*Task statement*. Find the string "USEPA" in the data, then copy every line where it is found.
○ ○ ○ ○
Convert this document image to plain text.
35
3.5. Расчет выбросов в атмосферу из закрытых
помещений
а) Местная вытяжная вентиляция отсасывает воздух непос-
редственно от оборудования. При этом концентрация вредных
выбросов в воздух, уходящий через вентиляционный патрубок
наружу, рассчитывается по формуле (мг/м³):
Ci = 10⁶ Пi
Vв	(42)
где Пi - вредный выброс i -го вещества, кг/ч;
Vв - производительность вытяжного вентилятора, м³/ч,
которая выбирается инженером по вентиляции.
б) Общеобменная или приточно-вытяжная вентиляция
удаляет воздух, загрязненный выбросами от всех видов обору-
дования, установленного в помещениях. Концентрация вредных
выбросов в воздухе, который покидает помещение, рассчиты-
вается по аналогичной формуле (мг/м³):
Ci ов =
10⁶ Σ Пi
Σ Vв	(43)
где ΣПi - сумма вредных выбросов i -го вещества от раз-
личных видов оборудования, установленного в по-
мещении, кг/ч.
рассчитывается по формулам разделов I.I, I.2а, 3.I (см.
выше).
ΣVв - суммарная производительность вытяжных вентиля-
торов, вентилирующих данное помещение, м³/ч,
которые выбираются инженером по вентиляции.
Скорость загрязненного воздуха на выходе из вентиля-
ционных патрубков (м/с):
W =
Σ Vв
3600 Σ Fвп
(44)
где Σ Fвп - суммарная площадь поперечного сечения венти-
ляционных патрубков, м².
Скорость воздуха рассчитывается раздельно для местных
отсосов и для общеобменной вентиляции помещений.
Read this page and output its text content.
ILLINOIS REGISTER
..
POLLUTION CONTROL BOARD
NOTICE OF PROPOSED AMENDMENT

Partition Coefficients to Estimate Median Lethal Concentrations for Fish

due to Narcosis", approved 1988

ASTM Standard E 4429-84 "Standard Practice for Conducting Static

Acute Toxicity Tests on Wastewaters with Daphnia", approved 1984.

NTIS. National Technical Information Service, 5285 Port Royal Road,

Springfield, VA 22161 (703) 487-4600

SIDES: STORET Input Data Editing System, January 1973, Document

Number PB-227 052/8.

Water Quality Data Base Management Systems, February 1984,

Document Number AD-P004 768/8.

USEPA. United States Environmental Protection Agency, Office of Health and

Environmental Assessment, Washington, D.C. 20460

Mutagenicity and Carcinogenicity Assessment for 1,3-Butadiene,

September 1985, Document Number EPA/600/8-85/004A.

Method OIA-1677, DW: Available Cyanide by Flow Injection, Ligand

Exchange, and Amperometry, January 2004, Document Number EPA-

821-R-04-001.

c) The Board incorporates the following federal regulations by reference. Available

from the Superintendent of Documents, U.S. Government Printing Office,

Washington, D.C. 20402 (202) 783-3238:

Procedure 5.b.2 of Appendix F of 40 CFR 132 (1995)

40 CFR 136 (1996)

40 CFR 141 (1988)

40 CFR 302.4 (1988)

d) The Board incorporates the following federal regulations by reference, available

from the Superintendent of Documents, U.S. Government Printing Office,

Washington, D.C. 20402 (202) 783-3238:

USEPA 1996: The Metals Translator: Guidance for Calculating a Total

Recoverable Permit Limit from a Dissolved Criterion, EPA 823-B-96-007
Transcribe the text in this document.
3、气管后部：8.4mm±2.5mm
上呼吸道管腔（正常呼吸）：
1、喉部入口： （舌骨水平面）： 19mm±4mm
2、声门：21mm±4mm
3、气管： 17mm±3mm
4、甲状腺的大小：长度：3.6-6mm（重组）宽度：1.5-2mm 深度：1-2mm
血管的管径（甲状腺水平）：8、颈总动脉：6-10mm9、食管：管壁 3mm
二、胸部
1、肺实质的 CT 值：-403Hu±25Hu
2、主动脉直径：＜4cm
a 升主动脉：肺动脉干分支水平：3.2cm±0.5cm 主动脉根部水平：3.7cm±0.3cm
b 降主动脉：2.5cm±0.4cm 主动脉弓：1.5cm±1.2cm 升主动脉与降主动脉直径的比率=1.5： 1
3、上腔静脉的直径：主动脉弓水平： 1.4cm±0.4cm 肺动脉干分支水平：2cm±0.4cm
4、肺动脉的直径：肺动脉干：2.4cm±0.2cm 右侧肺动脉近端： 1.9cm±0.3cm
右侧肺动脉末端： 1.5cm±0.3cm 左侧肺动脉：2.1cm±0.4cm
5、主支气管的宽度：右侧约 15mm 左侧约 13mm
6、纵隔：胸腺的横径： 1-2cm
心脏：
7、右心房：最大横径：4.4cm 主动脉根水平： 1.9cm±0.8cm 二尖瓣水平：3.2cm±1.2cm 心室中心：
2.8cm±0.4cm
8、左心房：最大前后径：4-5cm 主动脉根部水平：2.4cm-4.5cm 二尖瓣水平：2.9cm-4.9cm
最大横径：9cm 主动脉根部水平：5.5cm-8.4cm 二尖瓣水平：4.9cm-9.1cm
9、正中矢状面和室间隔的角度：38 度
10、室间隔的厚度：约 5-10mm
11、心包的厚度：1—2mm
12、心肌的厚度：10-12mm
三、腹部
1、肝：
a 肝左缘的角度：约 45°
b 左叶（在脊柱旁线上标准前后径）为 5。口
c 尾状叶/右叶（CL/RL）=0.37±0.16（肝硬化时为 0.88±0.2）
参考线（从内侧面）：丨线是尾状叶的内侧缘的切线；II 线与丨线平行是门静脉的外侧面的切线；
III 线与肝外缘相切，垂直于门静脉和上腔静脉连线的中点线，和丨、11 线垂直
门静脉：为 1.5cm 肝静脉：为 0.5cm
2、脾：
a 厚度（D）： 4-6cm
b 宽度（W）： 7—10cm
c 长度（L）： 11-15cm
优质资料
○ ○ ○ ○
*Solution for this exercise*.
USEPA. United States Environmental Protection Agency, Office of Health and
USEPA 1996: The Metals Translator: Guidance for Calculating a Total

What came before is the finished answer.